+++ Records to process +++

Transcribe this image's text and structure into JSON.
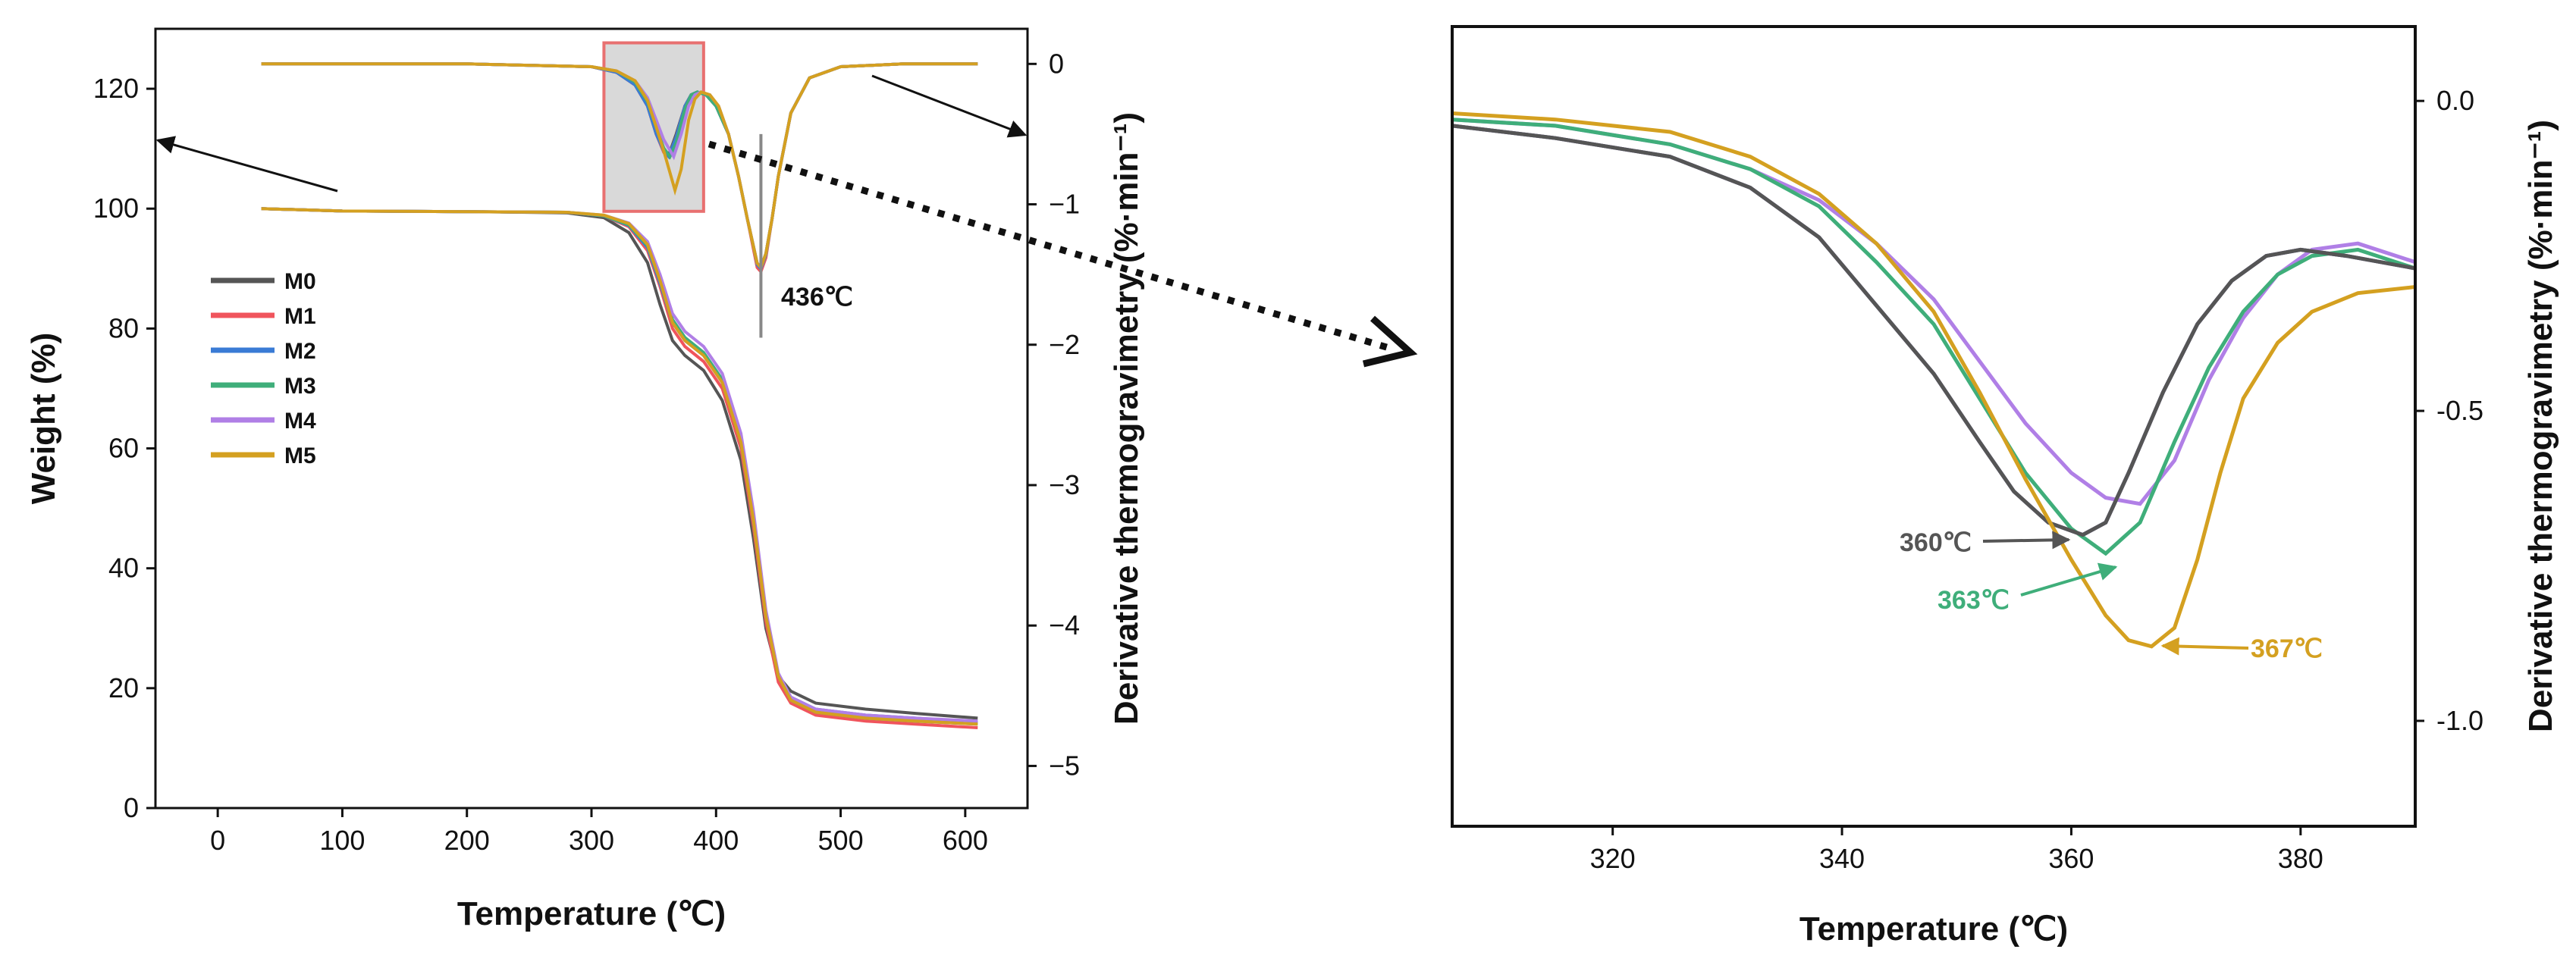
{
  "chart_data": [
    {
      "type": "line",
      "title": "",
      "xlabel": "Temperature (℃)",
      "ylabel": "Weight (%)",
      "y2label": "Derivative thermogravimetry (%·min⁻¹)",
      "xlim": [
        -50,
        650
      ],
      "ylim": [
        0,
        130
      ],
      "y2lim": [
        -5.3,
        0.25
      ],
      "x_ticks": [
        0,
        100,
        200,
        300,
        400,
        500,
        600
      ],
      "y_ticks": [
        0,
        20,
        40,
        60,
        80,
        100,
        120
      ],
      "y2_ticks": [
        0,
        -1,
        -2,
        -3,
        -4,
        -5
      ],
      "legend": [
        "M0",
        "M1",
        "M2",
        "M3",
        "M4",
        "M5"
      ],
      "colors": {
        "M0": "#555555",
        "M1": "#f0545c",
        "M2": "#3a7bd5",
        "M3": "#3fae7a",
        "M4": "#b07fe6",
        "M5": "#d4a020",
        "highlight_box": "#e87070",
        "highlight_fill": "#d9d9d9"
      },
      "tga_series": [
        {
          "name": "M0",
          "x": [
            35,
            100,
            200,
            280,
            310,
            330,
            345,
            355,
            365,
            375,
            390,
            405,
            420,
            430,
            440,
            450,
            460,
            480,
            520,
            560,
            610
          ],
          "values": [
            100,
            99.6,
            99.5,
            99.3,
            98.5,
            96,
            91,
            84,
            78,
            75.5,
            73,
            68,
            58,
            45,
            30,
            22,
            19.5,
            17.5,
            16.5,
            15.8,
            15
          ]
        },
        {
          "name": "M1",
          "x": [
            35,
            100,
            200,
            280,
            310,
            330,
            345,
            355,
            365,
            375,
            390,
            405,
            420,
            430,
            440,
            450,
            460,
            480,
            520,
            560,
            610
          ],
          "values": [
            100,
            99.6,
            99.5,
            99.4,
            98.8,
            97,
            93,
            87,
            80,
            77,
            74.5,
            70,
            60,
            47,
            31,
            21,
            17.5,
            15.5,
            14.5,
            14,
            13.4
          ]
        },
        {
          "name": "M2",
          "x": [
            35,
            100,
            200,
            280,
            310,
            330,
            345,
            355,
            365,
            375,
            390,
            405,
            420,
            430,
            440,
            450,
            460,
            480,
            520,
            560,
            610
          ],
          "values": [
            100,
            99.6,
            99.5,
            99.4,
            98.8,
            97.2,
            93.5,
            87.5,
            81,
            78,
            75.5,
            71,
            61,
            48,
            32,
            22,
            18.5,
            16.5,
            15.5,
            15,
            14.3
          ]
        },
        {
          "name": "M3",
          "x": [
            35,
            100,
            200,
            280,
            310,
            330,
            345,
            355,
            365,
            375,
            390,
            405,
            420,
            430,
            440,
            450,
            460,
            480,
            520,
            560,
            610
          ],
          "values": [
            100,
            99.6,
            99.5,
            99.4,
            98.8,
            97.3,
            93.8,
            88,
            81.5,
            78.5,
            76,
            71.5,
            61.5,
            48.5,
            32.5,
            22,
            18,
            16,
            15,
            14.5,
            14
          ]
        },
        {
          "name": "M4",
          "x": [
            35,
            100,
            200,
            280,
            310,
            330,
            345,
            355,
            365,
            375,
            390,
            405,
            420,
            430,
            440,
            450,
            460,
            480,
            520,
            560,
            610
          ],
          "values": [
            100,
            99.6,
            99.5,
            99.4,
            98.9,
            97.6,
            94.5,
            89,
            82.5,
            79.5,
            77,
            72.5,
            62.5,
            49.5,
            33,
            22.5,
            18.5,
            16.5,
            15.5,
            15,
            14.5
          ]
        },
        {
          "name": "M5",
          "x": [
            35,
            100,
            200,
            280,
            310,
            330,
            345,
            355,
            365,
            375,
            390,
            405,
            420,
            430,
            440,
            450,
            460,
            480,
            520,
            560,
            610
          ],
          "values": [
            100,
            99.6,
            99.5,
            99.4,
            98.9,
            97.5,
            94,
            88,
            81,
            78,
            75.5,
            71,
            61,
            48,
            32,
            22,
            18,
            16,
            15,
            14.5,
            14
          ]
        }
      ],
      "dtg_series": [
        {
          "name": "M0",
          "x": [
            35,
            200,
            300,
            320,
            335,
            345,
            352,
            358,
            362,
            368,
            375,
            380,
            385,
            392,
            400,
            410,
            418,
            425,
            430,
            433,
            436,
            440,
            445,
            450,
            460,
            475,
            500,
            550,
            610
          ],
          "values": [
            0,
            0,
            -0.02,
            -0.06,
            -0.15,
            -0.3,
            -0.5,
            -0.62,
            -0.65,
            -0.5,
            -0.3,
            -0.22,
            -0.2,
            -0.22,
            -0.3,
            -0.5,
            -0.8,
            -1.1,
            -1.3,
            -1.42,
            -1.45,
            -1.35,
            -1.1,
            -0.8,
            -0.35,
            -0.1,
            -0.02,
            0,
            0
          ]
        },
        {
          "name": "M1",
          "x": [
            35,
            200,
            300,
            320,
            335,
            345,
            352,
            358,
            362,
            368,
            375,
            380,
            385,
            392,
            400,
            410,
            418,
            425,
            430,
            433,
            436,
            440,
            445,
            450,
            460,
            475,
            500,
            550,
            610
          ],
          "values": [
            0,
            0,
            -0.02,
            -0.06,
            -0.15,
            -0.3,
            -0.5,
            -0.63,
            -0.66,
            -0.52,
            -0.3,
            -0.22,
            -0.2,
            -0.22,
            -0.3,
            -0.5,
            -0.8,
            -1.1,
            -1.32,
            -1.45,
            -1.48,
            -1.38,
            -1.1,
            -0.8,
            -0.35,
            -0.1,
            -0.02,
            0,
            0
          ]
        },
        {
          "name": "M2",
          "x": [
            35,
            200,
            300,
            320,
            335,
            345,
            352,
            358,
            362,
            368,
            375,
            380,
            385,
            392,
            400,
            410,
            418,
            425,
            430,
            433,
            436,
            440,
            445,
            450,
            460,
            475,
            500,
            550,
            610
          ],
          "values": [
            0,
            0,
            -0.02,
            -0.06,
            -0.15,
            -0.3,
            -0.5,
            -0.62,
            -0.66,
            -0.52,
            -0.3,
            -0.22,
            -0.2,
            -0.22,
            -0.3,
            -0.5,
            -0.8,
            -1.1,
            -1.3,
            -1.43,
            -1.46,
            -1.36,
            -1.1,
            -0.8,
            -0.35,
            -0.1,
            -0.02,
            0,
            0
          ]
        },
        {
          "name": "M3",
          "x": [
            35,
            200,
            300,
            320,
            335,
            345,
            352,
            358,
            363,
            368,
            375,
            380,
            385,
            392,
            400,
            410,
            418,
            425,
            430,
            433,
            436,
            440,
            445,
            450,
            460,
            475,
            500,
            550,
            610
          ],
          "values": [
            0,
            0,
            -0.02,
            -0.05,
            -0.13,
            -0.27,
            -0.45,
            -0.6,
            -0.66,
            -0.56,
            -0.32,
            -0.22,
            -0.2,
            -0.22,
            -0.3,
            -0.5,
            -0.8,
            -1.1,
            -1.3,
            -1.42,
            -1.45,
            -1.35,
            -1.1,
            -0.8,
            -0.35,
            -0.1,
            -0.02,
            0,
            0
          ]
        },
        {
          "name": "M4",
          "x": [
            35,
            200,
            300,
            320,
            335,
            345,
            352,
            358,
            366,
            372,
            378,
            383,
            388,
            395,
            402,
            410,
            418,
            425,
            430,
            433,
            436,
            440,
            445,
            450,
            460,
            475,
            500,
            550,
            610
          ],
          "values": [
            0,
            0,
            -0.02,
            -0.05,
            -0.12,
            -0.24,
            -0.4,
            -0.54,
            -0.66,
            -0.5,
            -0.3,
            -0.22,
            -0.2,
            -0.22,
            -0.3,
            -0.5,
            -0.8,
            -1.1,
            -1.3,
            -1.42,
            -1.45,
            -1.35,
            -1.1,
            -0.8,
            -0.35,
            -0.1,
            -0.02,
            0,
            0
          ]
        },
        {
          "name": "M5",
          "x": [
            35,
            200,
            300,
            320,
            335,
            345,
            352,
            358,
            367,
            372,
            378,
            383,
            388,
            395,
            402,
            410,
            418,
            425,
            430,
            433,
            436,
            440,
            445,
            450,
            460,
            475,
            500,
            550,
            610
          ],
          "values": [
            0,
            0,
            -0.02,
            -0.05,
            -0.12,
            -0.26,
            -0.45,
            -0.62,
            -0.9,
            -0.75,
            -0.4,
            -0.25,
            -0.2,
            -0.22,
            -0.3,
            -0.5,
            -0.8,
            -1.1,
            -1.3,
            -1.42,
            -1.45,
            -1.35,
            -1.1,
            -0.8,
            -0.35,
            -0.1,
            -0.02,
            0,
            0
          ]
        }
      ],
      "annotations": [
        {
          "text": "436℃",
          "x": 436,
          "y2": -1.45
        }
      ],
      "highlight_region": {
        "x": [
          310,
          390
        ],
        "y2": [
          -1.05,
          0.15
        ]
      }
    },
    {
      "type": "line",
      "title": "",
      "xlabel": "Temperature (℃)",
      "ylabel": "Derivative thermogravimetry (%·min⁻¹)",
      "xlim": [
        306,
        390
      ],
      "ylim": [
        -1.17,
        0.12
      ],
      "x_ticks": [
        320,
        340,
        360,
        380
      ],
      "y_ticks": [
        0.0,
        -0.5,
        -1.0
      ],
      "y_tick_labels": [
        "0.0",
        "-0.5",
        "-1.0"
      ],
      "series": [
        {
          "name": "M0",
          "x": [
            306,
            315,
            325,
            332,
            338,
            343,
            348,
            352,
            355,
            358,
            361,
            363,
            365,
            368,
            371,
            374,
            377,
            380,
            384,
            390
          ],
          "values": [
            -0.04,
            -0.06,
            -0.09,
            -0.14,
            -0.22,
            -0.33,
            -0.44,
            -0.55,
            -0.63,
            -0.68,
            -0.7,
            -0.68,
            -0.6,
            -0.47,
            -0.36,
            -0.29,
            -0.25,
            -0.24,
            -0.25,
            -0.27
          ]
        },
        {
          "name": "M1",
          "x": [
            306,
            315,
            325,
            332,
            338,
            343,
            348,
            352,
            355,
            358,
            361,
            363,
            365,
            368,
            371,
            374,
            377,
            380,
            384,
            390
          ],
          "values": [
            -0.04,
            -0.06,
            -0.09,
            -0.14,
            -0.22,
            -0.33,
            -0.44,
            -0.55,
            -0.63,
            -0.68,
            -0.7,
            -0.68,
            -0.6,
            -0.47,
            -0.36,
            -0.29,
            -0.25,
            -0.24,
            -0.25,
            -0.27
          ]
        },
        {
          "name": "M2",
          "x": [
            306,
            315,
            325,
            332,
            338,
            343,
            348,
            352,
            355,
            358,
            361,
            363,
            365,
            368,
            371,
            374,
            377,
            380,
            384,
            390
          ],
          "values": [
            -0.04,
            -0.06,
            -0.09,
            -0.14,
            -0.22,
            -0.33,
            -0.44,
            -0.55,
            -0.63,
            -0.68,
            -0.7,
            -0.68,
            -0.6,
            -0.47,
            -0.36,
            -0.29,
            -0.25,
            -0.24,
            -0.25,
            -0.27
          ]
        },
        {
          "name": "M3",
          "x": [
            306,
            315,
            325,
            332,
            338,
            343,
            348,
            352,
            356,
            360,
            363,
            366,
            369,
            372,
            375,
            378,
            381,
            385,
            390
          ],
          "values": [
            -0.03,
            -0.04,
            -0.07,
            -0.11,
            -0.17,
            -0.26,
            -0.36,
            -0.48,
            -0.6,
            -0.69,
            -0.73,
            -0.68,
            -0.55,
            -0.43,
            -0.34,
            -0.28,
            -0.25,
            -0.24,
            -0.27
          ]
        },
        {
          "name": "M4",
          "x": [
            306,
            315,
            325,
            332,
            338,
            343,
            348,
            352,
            356,
            360,
            363,
            366,
            369,
            372,
            375,
            378,
            381,
            385,
            390
          ],
          "values": [
            -0.03,
            -0.04,
            -0.07,
            -0.11,
            -0.16,
            -0.23,
            -0.32,
            -0.42,
            -0.52,
            -0.6,
            -0.64,
            -0.65,
            -0.58,
            -0.45,
            -0.35,
            -0.28,
            -0.24,
            -0.23,
            -0.26
          ]
        },
        {
          "name": "M5",
          "x": [
            306,
            315,
            325,
            332,
            338,
            343,
            348,
            352,
            356,
            360,
            363,
            365,
            367,
            369,
            371,
            373,
            375,
            378,
            381,
            385,
            390
          ],
          "values": [
            -0.02,
            -0.03,
            -0.05,
            -0.09,
            -0.15,
            -0.23,
            -0.34,
            -0.47,
            -0.61,
            -0.74,
            -0.83,
            -0.87,
            -0.88,
            -0.85,
            -0.74,
            -0.6,
            -0.48,
            -0.39,
            -0.34,
            -0.31,
            -0.3
          ]
        }
      ],
      "annotations": [
        {
          "text": "360℃",
          "series": "M0",
          "x": 360,
          "y": -0.7
        },
        {
          "text": "363℃",
          "series": "M3",
          "x": 363,
          "y": -0.73
        },
        {
          "text": "367℃",
          "series": "M5",
          "x": 367,
          "y": -0.88
        }
      ]
    }
  ]
}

+++

Task objective: Count how many lines above contain the word "thermogravimetry". Reply with the number alone.

Solution for this exercise: 2